• **Instructions for the task**: Transcribe every entry word for word, leaving out all images.

• **Material for this task**:
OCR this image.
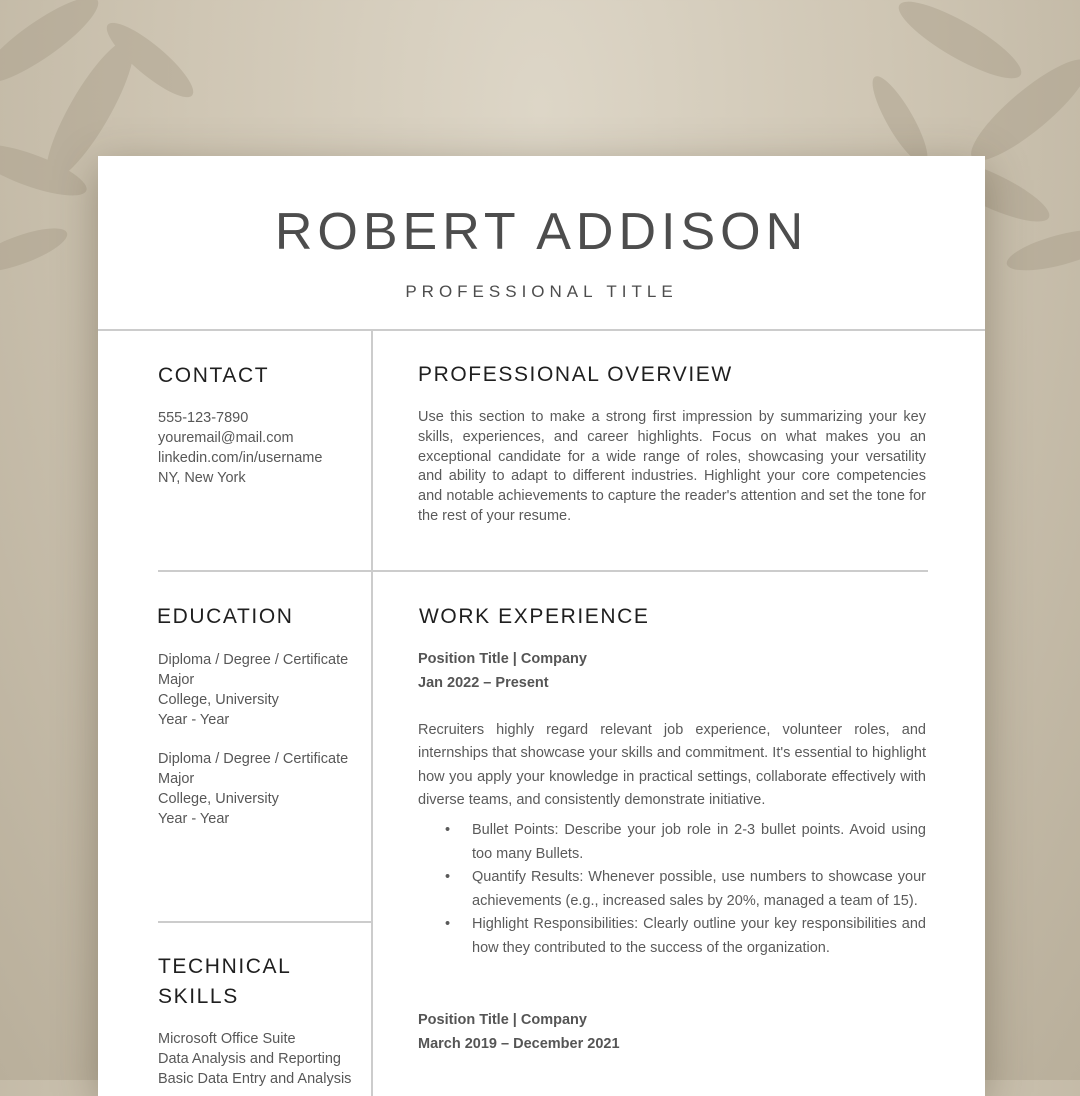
ROBERT ADDISON
PROFESSIONAL TITLE
CONTACT
555-123-7890
youremail@mail.com
linkedin.com/in/username
NY, New York
PROFESSIONAL OVERVIEW
Use this section to make a strong first impression by summarizing your key skills, experiences, and career highlights. Focus on what makes you an exceptional candidate for a wide range of roles, showcasing your versatility and ability to adapt to different industries. Highlight your core competencies and notable achievements to capture the reader's attention and set the tone for the rest of your resume.
EDUCATION
Diploma / Degree / Certificate
Major
College, University
Year - Year
Diploma / Degree / Certificate
Major
College, University
Year - Year
TECHNICAL
SKILLS
Microsoft Office Suite
Data Analysis and Reporting
Basic Data Entry and Analysis
WORK EXPERIENCE
Position Title | Company
Jan 2022 – Present
Recruiters highly regard relevant job experience, volunteer roles, and internships that showcase your skills and commitment. It's essential to highlight how you apply your knowledge in practical settings, collaborate effectively with diverse teams, and consistently demonstrate initiative.
• Bullet Points: Describe your job role in 2-3 bullet points. Avoid using too many Bullets.
• Quantify Results: Whenever possible, use numbers to showcase your achievements (e.g., increased sales by 20%, managed a team of 15).
• Highlight Responsibilities: Clearly outline your key responsibilities and how they contributed to the success of the organization.
Position Title | Company
March 2019 – December 2021
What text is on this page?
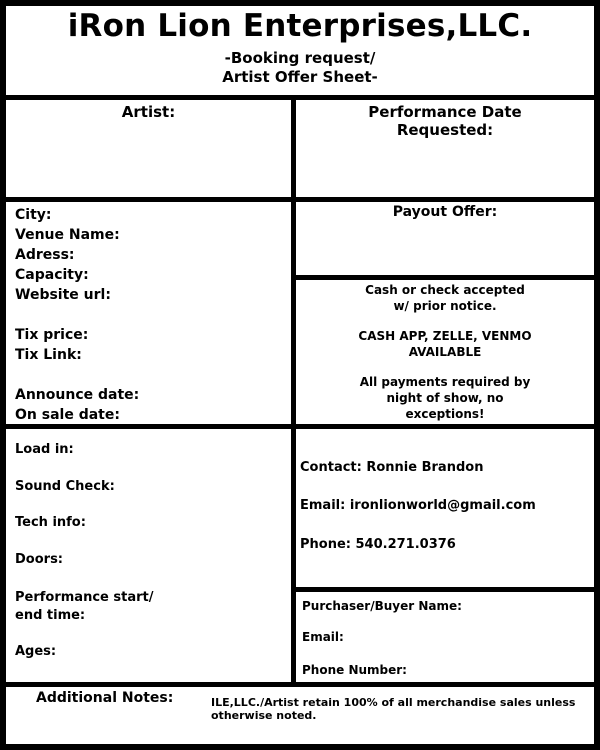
iRon Lion Enterprises,LLC.
-Booking request/
Artist Offer Sheet-
Artist:	Performance Date
Requested:
City:
Venue Name:
Adress:
Capacity:
Website url:
Tix price:
Tix Link:
Announce date:
On sale date:
Payout Offer:
Cash or check accepted
w/ prior notice.
CASH APP, ZELLE, VENMO
AVAILABLE
All payments required by
night of show, no
exceptions!
Load in:
Sound Check:
Tech info:
Doors:
Performance start/
end time:
Ages:
Contact: Ronnie Brandon
Email: ironlionworld@gmail.com
Phone: 540.271.0376
Purchaser/Buyer Name:
Email:
Phone Number:
Additional Notes:	ILE,LLC./Artist retain 100% of all merchandise sales unless
otherwise noted.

• **Response**:
OCR this image.
ROBERT ADDISON
PROFESSIONAL TITLE
CONTACT
555-123-7890
youremail@mail.com
linkedin.com/in/username
NY, New York
PROFESSIONAL OVERVIEW
Use this section to make a strong first impression by summarizing your key skills, experiences, and career highlights. Focus on what makes you an exceptional candidate for a wide range of roles, showcasing your versatility and ability to adapt to different industries. Highlight your core competencies and notable achievements to capture the reader's attention and set the tone for the rest of your resume.
EDUCATION
Diploma / Degree / Certificate
Major
College, University
Year - Year
Diploma / Degree / Certificate
Major
College, University
Year - Year
TECHNICAL
SKILLS
Microsoft Office Suite
Data Analysis and Reporting
Basic Data Entry and Analysis
WORK EXPERIENCE
Position Title | Company
Jan 2022 – Present
Recruiters highly regard relevant job experience, volunteer roles, and internships that showcase your skills and commitment. It's essential to highlight how you apply your knowledge in practical settings, collaborate effectively with diverse teams, and consistently demonstrate initiative.
• Bullet Points: Describe your job role in 2-3 bullet points. Avoid using too many Bullets.
• Quantify Results: Whenever possible, use numbers to showcase your achievements (e.g., increased sales by 20%, managed a team of 15).
• Highlight Responsibilities: Clearly outline your key responsibilities and how they contributed to the success of the organization.
Position Title | Company
March 2019 – December 2021
What text is on this page?
iRon Lion Enterprises,LLC.
-Booking request/
Artist Offer Sheet-
Artist:	Performance Date
Requested:
City:
Venue Name:
Adress:
Capacity:
Website url:
Tix price:
Tix Link:
Announce date:
On sale date:
Payout Offer:
Cash or check accepted
w/ prior notice.
CASH APP, ZELLE, VENMO
AVAILABLE
All payments required by
night of show, no
exceptions!
Load in:
Sound Check:
Tech info:
Doors:
Performance start/
end time:
Ages:
Contact: Ronnie Brandon
Email: ironlionworld@gmail.com
Phone: 540.271.0376
Purchaser/Buyer Name:
Email:
Phone Number:
Additional Notes:	ILE,LLC./Artist retain 100% of all merchandise sales unless
otherwise noted.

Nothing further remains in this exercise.